## What this task involves
Without including any pictures, write out the listing below exactly.

## Recorded data
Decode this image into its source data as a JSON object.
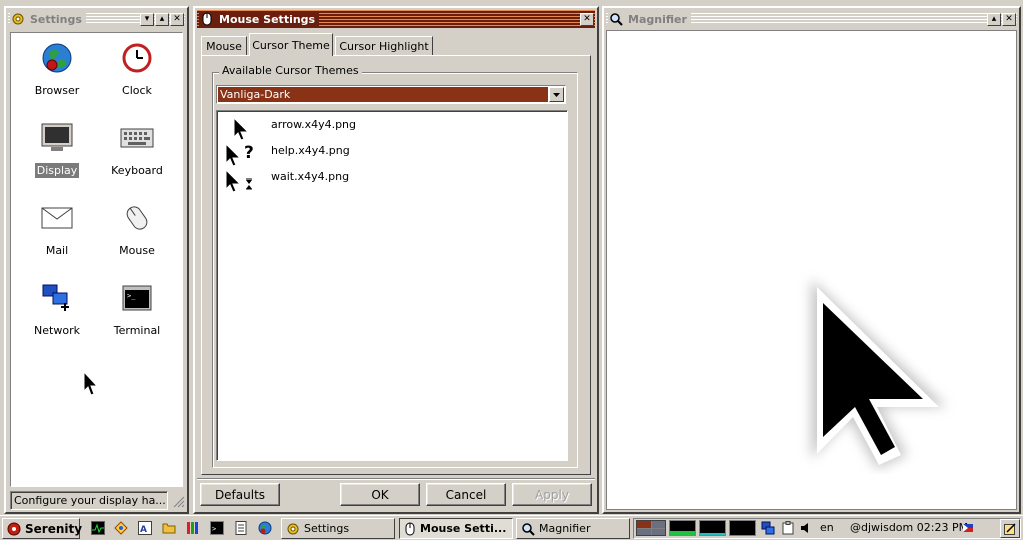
{
  "settings_window": {
    "title": "Settings",
    "apps": [
      {
        "label": "Browser",
        "icon": "globe-icon"
      },
      {
        "label": "Clock",
        "icon": "clock-icon"
      },
      {
        "label": "Display",
        "icon": "monitor-icon",
        "selected": true
      },
      {
        "label": "Keyboard",
        "icon": "keyboard-icon"
      },
      {
        "label": "Mail",
        "icon": "envelope-icon"
      },
      {
        "label": "Mouse",
        "icon": "mouse-icon"
      },
      {
        "label": "Network",
        "icon": "network-icon"
      },
      {
        "label": "Terminal",
        "icon": "terminal-icon"
      }
    ],
    "status_text": "Configure your display ha..."
  },
  "mouse_window": {
    "title": "Mouse Settings",
    "tabs": [
      {
        "label": "Mouse"
      },
      {
        "label": "Cursor Theme",
        "active": true
      },
      {
        "label": "Cursor Highlight"
      }
    ],
    "group_label": "Available Cursor Themes",
    "selected_theme": "Vanliga-Dark",
    "cursor_files": [
      {
        "name": "arrow.x4y4.png",
        "icon": "arrow-cursor-icon"
      },
      {
        "name": "help.x4y4.png",
        "icon": "help-cursor-icon"
      },
      {
        "name": "wait.x4y4.png",
        "icon": "wait-cursor-icon"
      }
    ],
    "buttons": {
      "defaults": "Defaults",
      "ok": "OK",
      "cancel": "Cancel",
      "apply": "Apply"
    }
  },
  "magnifier_window": {
    "title": "Magnifier"
  },
  "taskbar": {
    "start_label": "Serenity",
    "tasks": [
      {
        "label": "Settings",
        "icon": "gear-icon"
      },
      {
        "label": "Mouse Setti...",
        "icon": "mouse-icon",
        "active": true
      },
      {
        "label": "Magnifier",
        "icon": "magnifier-icon"
      }
    ],
    "keyboard_layout": "en",
    "clock_text": "@djwisdom 02:23 PM"
  },
  "colors": {
    "active_title": "#6a1f0e",
    "selection": "#8a3216",
    "face": "#d4d0c8"
  }
}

## Result below
Decode this image into its source data as a JSON object.
{
  "settings_window": {
    "title": "Settings",
    "apps": [
      {
        "label": "Browser",
        "icon": "globe-icon"
      },
      {
        "label": "Clock",
        "icon": "clock-icon"
      },
      {
        "label": "Display",
        "icon": "monitor-icon",
        "selected": true
      },
      {
        "label": "Keyboard",
        "icon": "keyboard-icon"
      },
      {
        "label": "Mail",
        "icon": "envelope-icon"
      },
      {
        "label": "Mouse",
        "icon": "mouse-icon"
      },
      {
        "label": "Network",
        "icon": "network-icon"
      },
      {
        "label": "Terminal",
        "icon": "terminal-icon"
      }
    ],
    "status_text": "Configure your display ha..."
  },
  "mouse_window": {
    "title": "Mouse Settings",
    "tabs": [
      {
        "label": "Mouse"
      },
      {
        "label": "Cursor Theme",
        "active": true
      },
      {
        "label": "Cursor Highlight"
      }
    ],
    "group_label": "Available Cursor Themes",
    "selected_theme": "Vanliga-Dark",
    "cursor_files": [
      {
        "name": "arrow.x4y4.png",
        "icon": "arrow-cursor-icon"
      },
      {
        "name": "help.x4y4.png",
        "icon": "help-cursor-icon"
      },
      {
        "name": "wait.x4y4.png",
        "icon": "wait-cursor-icon"
      }
    ],
    "buttons": {
      "defaults": "Defaults",
      "ok": "OK",
      "cancel": "Cancel",
      "apply": "Apply"
    }
  },
  "magnifier_window": {
    "title": "Magnifier"
  },
  "taskbar": {
    "start_label": "Serenity",
    "tasks": [
      {
        "label": "Settings",
        "icon": "gear-icon"
      },
      {
        "label": "Mouse Setti...",
        "icon": "mouse-icon",
        "active": true
      },
      {
        "label": "Magnifier",
        "icon": "magnifier-icon"
      }
    ],
    "keyboard_layout": "en",
    "clock_text": "@djwisdom 02:23 PM"
  },
  "colors": {
    "active_title": "#6a1f0e",
    "selection": "#8a3216",
    "face": "#d4d0c8"
  }
}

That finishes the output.